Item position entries
* START *

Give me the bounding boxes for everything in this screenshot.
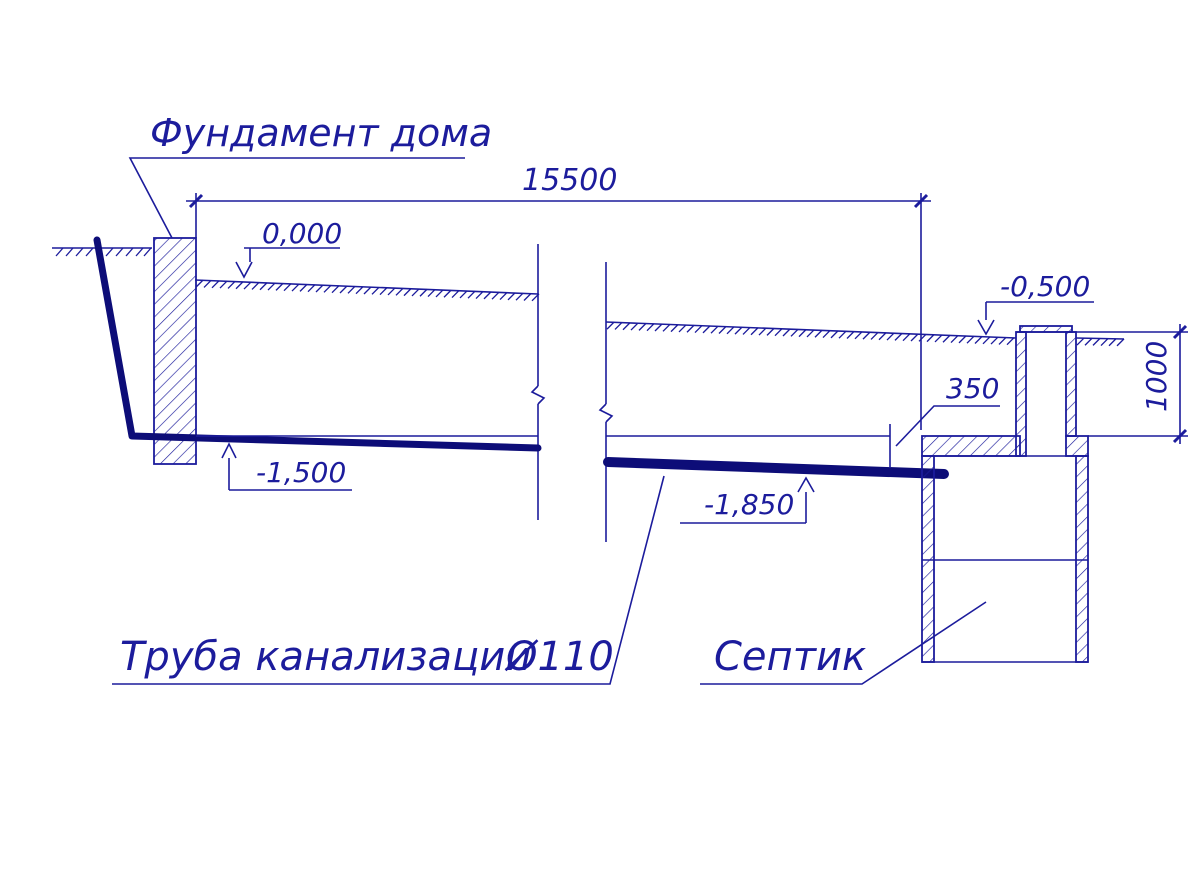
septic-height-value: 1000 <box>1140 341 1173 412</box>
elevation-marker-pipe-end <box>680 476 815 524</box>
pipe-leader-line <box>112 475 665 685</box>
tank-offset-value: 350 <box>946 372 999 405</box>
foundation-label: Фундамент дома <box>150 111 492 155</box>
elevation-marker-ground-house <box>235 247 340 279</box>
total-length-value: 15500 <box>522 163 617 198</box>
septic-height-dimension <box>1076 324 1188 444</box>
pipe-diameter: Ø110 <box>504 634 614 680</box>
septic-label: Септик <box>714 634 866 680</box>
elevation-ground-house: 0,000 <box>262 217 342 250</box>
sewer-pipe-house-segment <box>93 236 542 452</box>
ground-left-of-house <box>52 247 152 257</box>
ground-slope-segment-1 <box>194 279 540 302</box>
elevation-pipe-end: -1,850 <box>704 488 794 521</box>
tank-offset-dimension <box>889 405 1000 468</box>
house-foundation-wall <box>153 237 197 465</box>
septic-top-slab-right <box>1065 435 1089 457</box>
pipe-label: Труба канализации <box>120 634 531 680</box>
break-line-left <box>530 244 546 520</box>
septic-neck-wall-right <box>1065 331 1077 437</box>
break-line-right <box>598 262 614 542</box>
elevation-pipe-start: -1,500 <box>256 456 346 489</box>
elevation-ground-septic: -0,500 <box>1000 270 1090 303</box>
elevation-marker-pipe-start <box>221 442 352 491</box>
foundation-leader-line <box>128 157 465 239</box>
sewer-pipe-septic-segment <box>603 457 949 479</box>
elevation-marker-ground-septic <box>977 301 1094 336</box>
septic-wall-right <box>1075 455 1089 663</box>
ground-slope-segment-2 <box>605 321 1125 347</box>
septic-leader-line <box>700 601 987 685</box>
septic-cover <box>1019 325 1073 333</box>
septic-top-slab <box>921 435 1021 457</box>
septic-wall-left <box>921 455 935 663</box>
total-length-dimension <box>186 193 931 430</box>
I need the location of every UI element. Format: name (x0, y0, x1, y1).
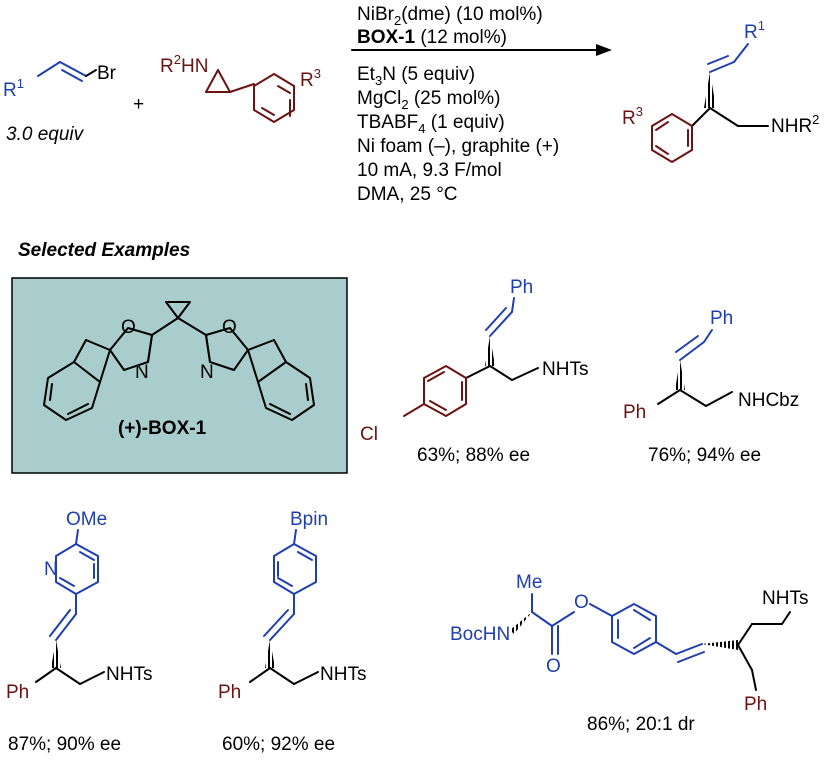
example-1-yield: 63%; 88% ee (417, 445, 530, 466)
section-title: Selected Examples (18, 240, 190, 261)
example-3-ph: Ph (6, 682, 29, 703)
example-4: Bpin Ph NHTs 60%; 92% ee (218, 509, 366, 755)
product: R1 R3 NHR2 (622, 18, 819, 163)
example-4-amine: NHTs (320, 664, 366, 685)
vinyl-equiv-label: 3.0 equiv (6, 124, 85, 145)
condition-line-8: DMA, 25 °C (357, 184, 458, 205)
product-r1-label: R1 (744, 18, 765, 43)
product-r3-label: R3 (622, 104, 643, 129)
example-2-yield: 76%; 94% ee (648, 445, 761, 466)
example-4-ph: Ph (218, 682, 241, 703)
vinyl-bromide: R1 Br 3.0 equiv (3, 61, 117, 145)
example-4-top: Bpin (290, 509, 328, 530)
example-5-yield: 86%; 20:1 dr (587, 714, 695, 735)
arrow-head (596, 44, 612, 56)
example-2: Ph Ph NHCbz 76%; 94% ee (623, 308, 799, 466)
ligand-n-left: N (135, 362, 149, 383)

* END *

→ Work to be completed:
Copy every row above word for word, but leave out the pictures.

→ Output:
Give me the bounding boxes for everything in this screenshot.
septic-height-value: 1000 <box>1140 341 1173 412</box>
elevation-marker-pipe-end <box>680 476 815 524</box>
pipe-leader-line <box>112 475 665 685</box>
tank-offset-value: 350 <box>946 372 999 405</box>
foundation-label: Фундамент дома <box>150 111 492 155</box>
elevation-marker-ground-house <box>235 247 340 279</box>
total-length-value: 15500 <box>522 163 617 198</box>
septic-height-dimension <box>1076 324 1188 444</box>
pipe-diameter: Ø110 <box>504 634 614 680</box>
septic-label: Септик <box>714 634 866 680</box>
elevation-ground-house: 0,000 <box>262 217 342 250</box>
sewer-pipe-house-segment <box>93 236 542 452</box>
ground-left-of-house <box>52 247 152 257</box>
ground-slope-segment-1 <box>194 279 540 302</box>
elevation-pipe-end: -1,850 <box>704 488 794 521</box>
tank-offset-dimension <box>889 405 1000 468</box>
house-foundation-wall <box>153 237 197 465</box>
septic-top-slab-right <box>1065 435 1089 457</box>
pipe-label: Труба канализации <box>120 634 531 680</box>
break-line-left <box>530 244 546 520</box>
septic-neck-wall-right <box>1065 331 1077 437</box>
break-line-right <box>598 262 614 542</box>
elevation-pipe-start: -1,500 <box>256 456 346 489</box>
elevation-ground-septic: -0,500 <box>1000 270 1090 303</box>
elevation-marker-pipe-start <box>221 442 352 491</box>
foundation-leader-line <box>128 157 465 239</box>
sewer-pipe-septic-segment <box>603 457 949 479</box>
elevation-marker-ground-septic <box>977 301 1094 336</box>
septic-wall-right <box>1075 455 1089 663</box>
ground-slope-segment-2 <box>605 321 1125 347</box>
septic-leader-line <box>700 601 987 685</box>
septic-cover <box>1019 325 1073 333</box>
septic-top-slab <box>921 435 1021 457</box>
septic-wall-left <box>921 455 935 663</box>
total-length-dimension <box>186 193 931 430</box>
I need the location of every UI element. Format: name (x0, y0, x1, y1).
example-1-yield: 63%; 88% ee (417, 445, 530, 466)
section-title: Selected Examples (18, 240, 190, 261)
example-3-ph: Ph (6, 682, 29, 703)
example-4: Bpin Ph NHTs 60%; 92% ee (218, 509, 366, 755)
product: R1 R3 NHR2 (622, 18, 819, 163)
example-4-amine: NHTs (320, 664, 366, 685)
vinyl-equiv-label: 3.0 equiv (6, 124, 85, 145)
condition-line-8: DMA, 25 °C (357, 184, 458, 205)
product-r1-label: R1 (744, 18, 765, 43)
product-r3-label: R3 (622, 104, 643, 129)
example-2-yield: 76%; 94% ee (648, 445, 761, 466)
example-4-ph: Ph (218, 682, 241, 703)
vinyl-bromide: R1 Br 3.0 equiv (3, 61, 117, 145)
example-4-top: Bpin (290, 509, 328, 530)
example-5-yield: 86%; 20:1 dr (587, 714, 695, 735)
arrow-head (596, 44, 612, 56)
example-2: Ph Ph NHCbz 76%; 94% ee (623, 308, 799, 466)
ligand-n-left: N (135, 362, 149, 383)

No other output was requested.